**Objective**. Will you output the entries below exactly, skipping every image they contain?

**Supplied material**.
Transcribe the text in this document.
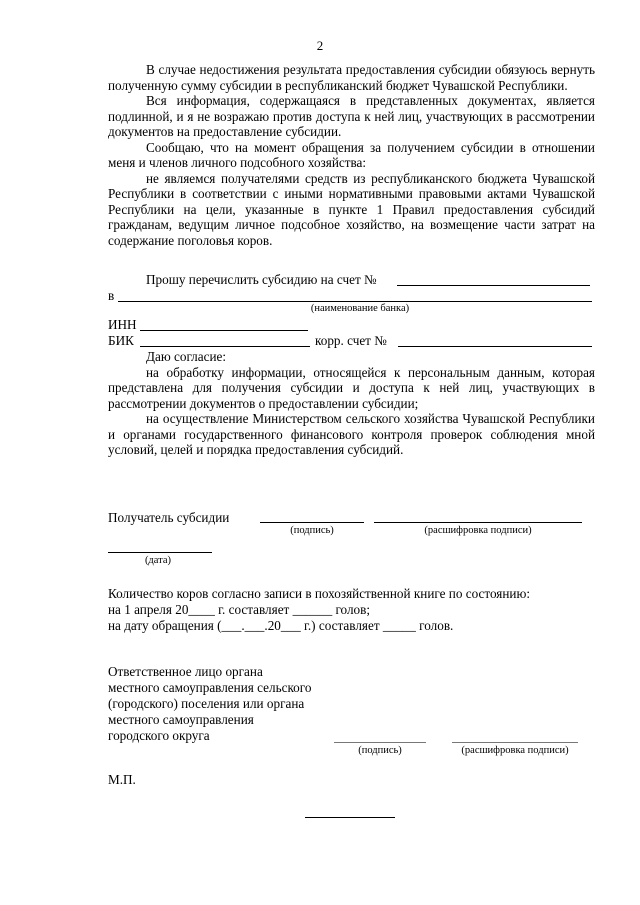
2

В случае недостижения результата предоставления субсидии обязуюсь вернуть полученную сумму субсидии в республиканский бюджет Чувашской Республики.

Вся информация, содержащаяся в представленных документах, является подлинной, и я не возражаю против доступа к ней лиц, участвующих в рассмотрении документов на предоставление субсидии.

Сообщаю, что на момент обращения за получением субсидии в отношении меня и членов личного подсобного хозяйства:

не являемся получателями средств из республиканского бюджета Чувашской Республики в соответствии с иными нормативными правовыми актами Чувашской Республики на цели, указанные в пункте 1 Правил предоставления субсидий гражданам, ведущим личное подсобное хозяйство, на возмещение части затрат на содержание поголовья коров.

Прошу перечислить субсидию на счет №
в
(наименование банка)
ИНН
БИК	корр. счет №

Даю согласие:

на обработку информации, относящейся к персональным данным, которая представлена для получения субсидии и доступа к ней лиц, участвующих в рассмотрении документов о предоставлении субсидии;

на осуществление Министерством сельского хозяйства Чувашской Республики и органами государственного финансового контроля проверок соблюдения мной условий, целей и порядка предоставления субсидий.

Получатель субсидии
(подпись)	(расшифровка подписи)
(дата)
Количество коров согласно записи в похозяйственной книге по состоянию:
на 1 апреля 20____ г. составляет ______ голов;
на дату обращения (___.___.20___ г.) составляет _____ голов.
Ответственное лицо органа
местного самоуправления сельского
(городского) поселения или органа
местного самоуправления
городского округа
(подпись)	(расшифровка подписи)
М.П.
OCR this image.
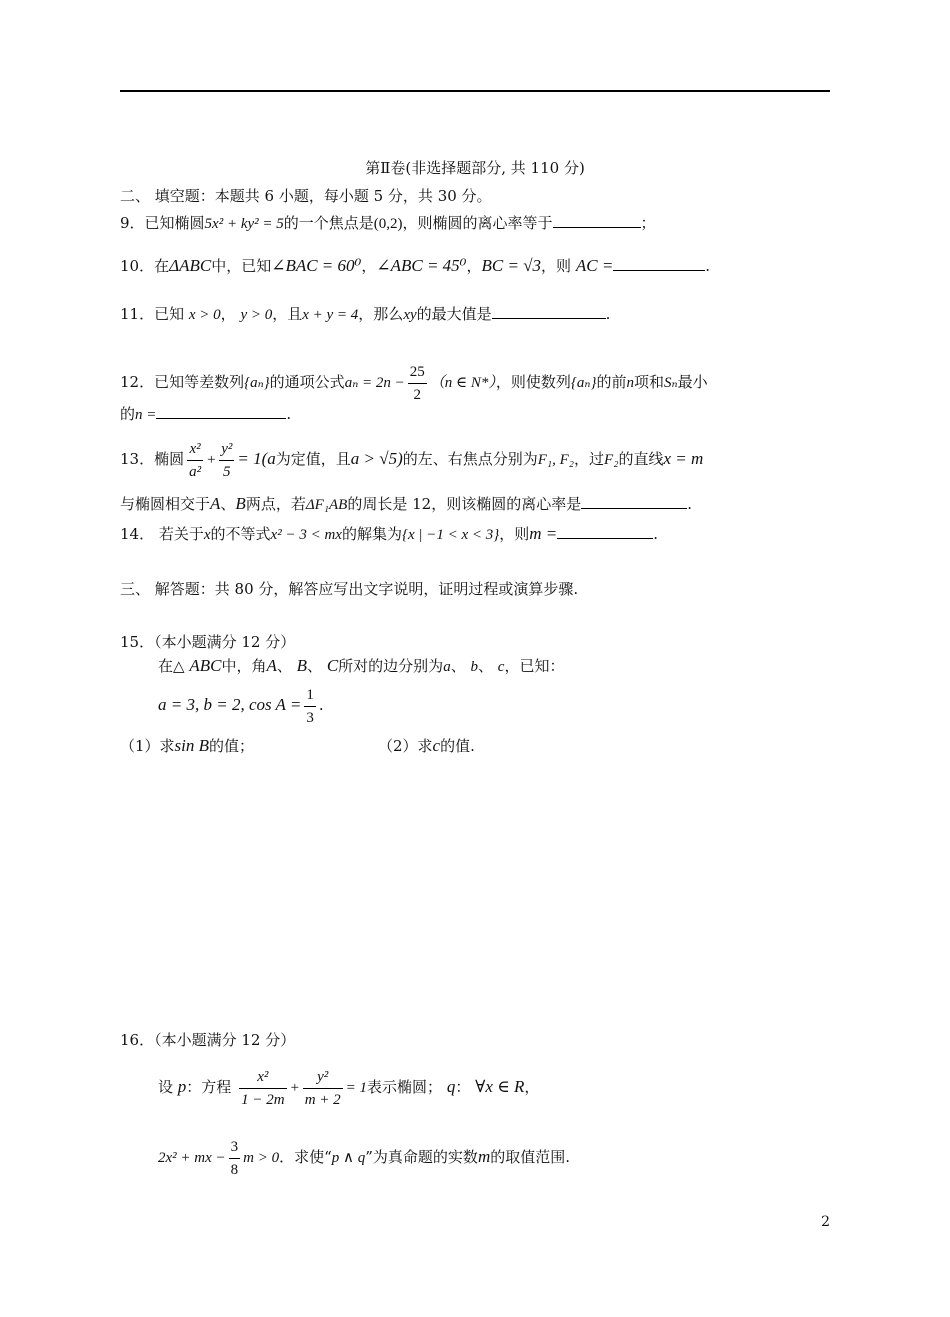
第Ⅱ卷(非选择题部分, 共 110 分)
二、 填空题：本题共 6 小题，每小题 5 分，共 30 分。
9．已知椭圆5x² + ky² = 5的一个焦点是(0,2)，则椭圆的离心率等于	；
10．在ΔABC中，已知∠BAC = 60⁰，∠ABC = 45⁰，BC = √3，则 AC =	.
11．已知 x > 0， y > 0，且x + y = 4，那么xy的最大值是	.
12．已知等差数列{aₙ}的通项公式$a_n = 2n - \frac{25}{2} (n$ ∈ N*），则使数列{aₙ}的前n项和Sₙ最小
的n =	.
13．椭圆 $\frac{\text{x²}}{\text{a²}} + \frac{\text{y²}}{5} = 1(a$为定值，且a > √5)的左、右焦点分别为F₁, F₂，过F₂的直线x = m
与椭圆相交于A、B两点，若ΔF₁AB的周长是 12，则该椭圆的离心率是	.
14． 若关于x的不等式x² − 3 < mx的解集为{x | −1 < x < 3}，则m =	.
三、 解答题：共 80 分，解答应写出文字说明，证明过程或演算步骤.
15．（本小题满分 12 分）
在△ ABC中，角A、 B、 C所对的边分别为a、 b、 c，已知：
a = 3, b = 2, $\cos A = \frac{1}{3}$ .
（1）求sin B的值；	（2）求c的值.
16．（本小题满分 12 分）
设 p：方程 $\frac{\text{x²}}{1 - 2m} + \frac{\text{y²}}{m + 2} = 1$表示椭圆； q： ∀x ∈ R，
2x² + mx − $\frac{3}{8}$ m > 0．求使“p ∧ q”为真命题的实数m的取值范围.
2
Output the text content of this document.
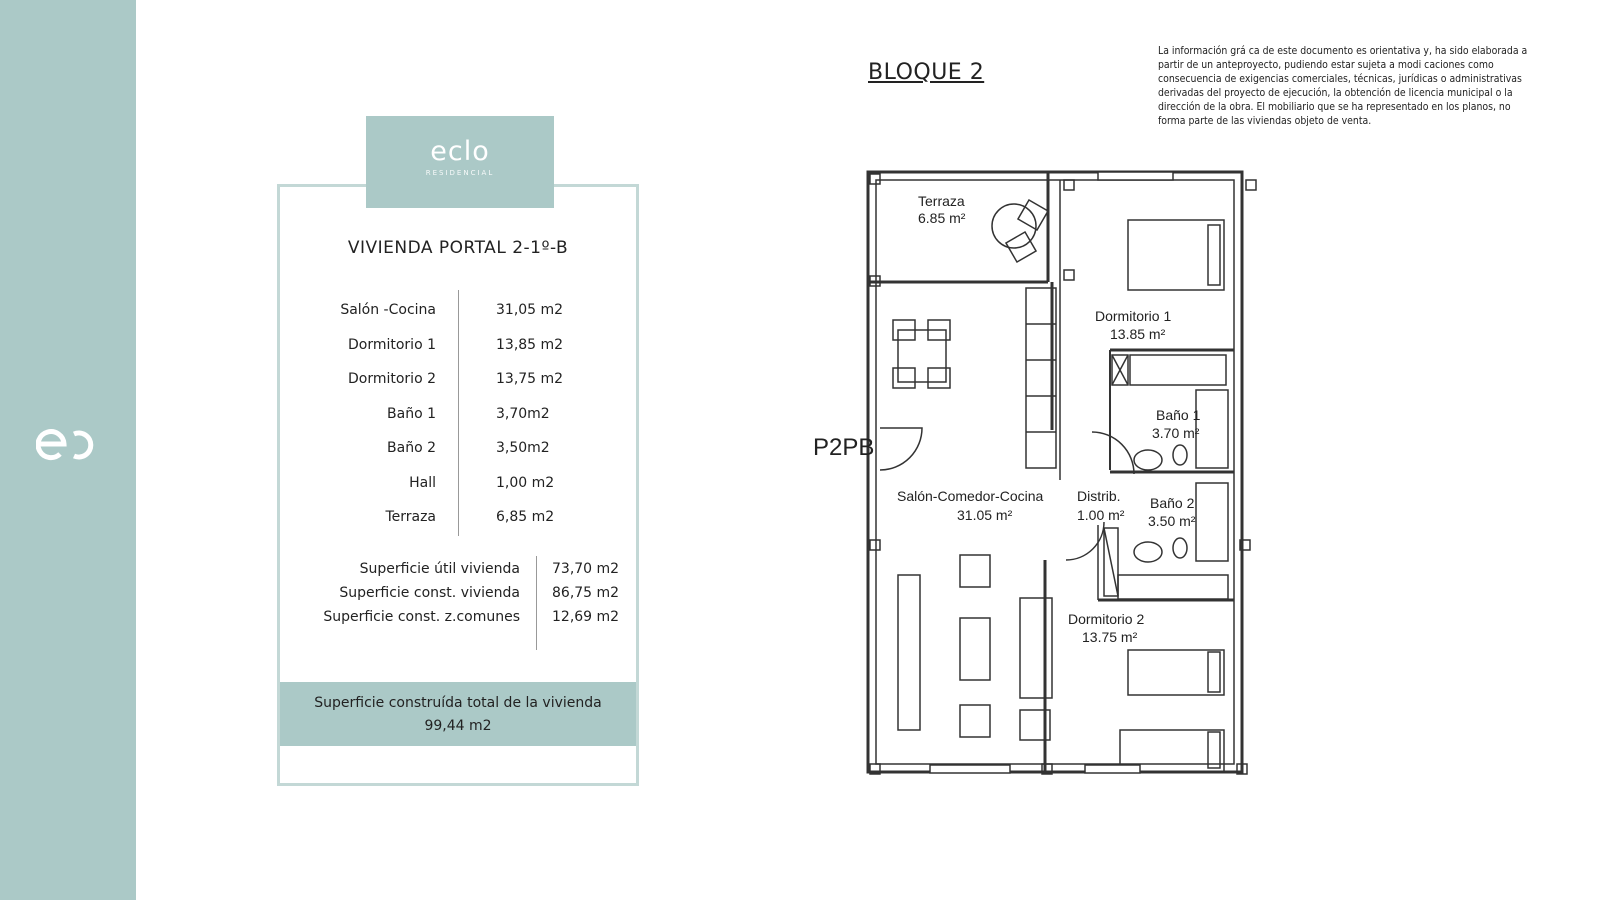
eclo
RESIDENCIAL
VIVIENDA PORTAL 2-1º-B
Salón -Cocina	31,05 m2
Dormitorio 1	13,85 m2
Dormitorio 2	13,75 m2
Baño 1	3,70m2
Baño 2	3,50m2
Hall	1,00 m2
Terraza	6,85 m2
Superficie útil vivienda	73,70 m2
Superficie const. vivienda	86,75 m2
Superficie const. z.comunes	12,69 m2
Superficie construída total de la vivienda
99,44 m2
BLOQUE 2
La información grá ca de este documento es orientativa y, ha sido elaborada a partir de un anteproyecto, pudiendo estar sujeta a modi caciones como consecuencia de exigencias comerciales, técnicas, jurídicas o administrativas derivadas del proyecto de ejecución, la obtención de licencia municipal o la dirección de la obra. El mobiliario que se ha representado en los planos, no forma parte de las viviendas objeto de venta.
Terraza
6.85 m²
Dormitorio 1
13.85 m²
Baño 1
3.70 m²
Salón-Comedor-Cocina
31.05 m²
Distrib.
1.00 m²
Baño 2
3.50 m²
Dormitorio 2
13.75 m²
P2PB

**Task output**.
Transcribe the text in this document.
2

В случае недостижения результата предоставления субсидии обязуюсь вернуть полученную сумму субсидии в республиканский бюджет Чувашской Республики.

Вся информация, содержащаяся в представленных документах, является подлинной, и я не возражаю против доступа к ней лиц, участвующих в рассмотрении документов на предоставление субсидии.

Сообщаю, что на момент обращения за получением субсидии в отношении меня и членов личного подсобного хозяйства:

не являемся получателями средств из республиканского бюджета Чувашской Республики в соответствии с иными нормативными правовыми актами Чувашской Республики на цели, указанные в пункте 1 Правил предоставления субсидий гражданам, ведущим личное подсобное хозяйство, на возмещение части затрат на содержание поголовья коров.

Прошу перечислить субсидию на счет №
в
(наименование банка)
ИНН
БИК	корр. счет №

Даю согласие:

на обработку информации, относящейся к персональным данным, которая представлена для получения субсидии и доступа к ней лиц, участвующих в рассмотрении документов о предоставлении субсидии;

на осуществление Министерством сельского хозяйства Чувашской Республики и органами государственного финансового контроля проверок соблюдения мной условий, целей и порядка предоставления субсидий.

Получатель субсидии
(подпись)	(расшифровка подписи)
(дата)
Количество коров согласно записи в похозяйственной книге по состоянию:
на 1 апреля 20____ г. составляет ______ голов;
на дату обращения (___.___.20___ г.) составляет _____ голов.
Ответственное лицо органа
местного самоуправления сельского
(городского) поселения или органа
местного самоуправления
городского округа
(подпись)	(расшифровка подписи)
М.П.
OCR this image.
第Ⅱ卷(非选择题部分, 共 110 分)
二、 填空题：本题共 6 小题，每小题 5 分，共 30 分。
9．已知椭圆5x² + ky² = 5的一个焦点是(0,2)，则椭圆的离心率等于	；
10．在ΔABC中，已知∠BAC = 60⁰，∠ABC = 45⁰，BC = √3，则 AC =	.
11．已知 x > 0， y > 0，且x + y = 4，那么xy的最大值是	.
12．已知等差数列{aₙ}的通项公式$a_n = 2n - \frac{25}{2} (n$ ∈ N*），则使数列{aₙ}的前n项和Sₙ最小
的n =	.
13．椭圆 $\frac{\text{x²}}{\text{a²}} + \frac{\text{y²}}{5} = 1(a$为定值，且a > √5)的左、右焦点分别为F₁, F₂，过F₂的直线x = m
与椭圆相交于A、B两点，若ΔF₁AB的周长是 12，则该椭圆的离心率是	.
14． 若关于x的不等式x² − 3 < mx的解集为{x | −1 < x < 3}，则m =	.
三、 解答题：共 80 分，解答应写出文字说明，证明过程或演算步骤.
15．（本小题满分 12 分）
在△ ABC中，角A、 B、 C所对的边分别为a、 b、 c，已知：
a = 3, b = 2, $\cos A = \frac{1}{3}$ .
（1）求sin B的值；	（2）求c的值.
16．（本小题满分 12 分）
设 p：方程 $\frac{\text{x²}}{1 - 2m} + \frac{\text{y²}}{m + 2} = 1$表示椭圆； q： ∀x ∈ R，
2x² + mx − $\frac{3}{8}$ m > 0．求使“p ∧ q”为真命题的实数m的取值范围.
2
Output the text content of this document.
eclo
RESIDENCIAL
VIVIENDA PORTAL 2-1º-B
Salón -Cocina	31,05 m2
Dormitorio 1	13,85 m2
Dormitorio 2	13,75 m2
Baño 1	3,70m2
Baño 2	3,50m2
Hall	1,00 m2
Terraza	6,85 m2
Superficie útil vivienda	73,70 m2
Superficie const. vivienda	86,75 m2
Superficie const. z.comunes	12,69 m2
Superficie construída total de la vivienda
99,44 m2
BLOQUE 2
La información grá ca de este documento es orientativa y, ha sido elaborada a partir de un anteproyecto, pudiendo estar sujeta a modi caciones como consecuencia de exigencias comerciales, técnicas, jurídicas o administrativas derivadas del proyecto de ejecución, la obtención de licencia municipal o la dirección de la obra. El mobiliario que se ha representado en los planos, no forma parte de las viviendas objeto de venta.
Terraza
6.85 m²
Dormitorio 1
13.85 m²
Baño 1
3.70 m²
Salón-Comedor-Cocina
31.05 m²
Distrib.
1.00 m²
Baño 2
3.50 m²
Dormitorio 2
13.75 m²
P2PB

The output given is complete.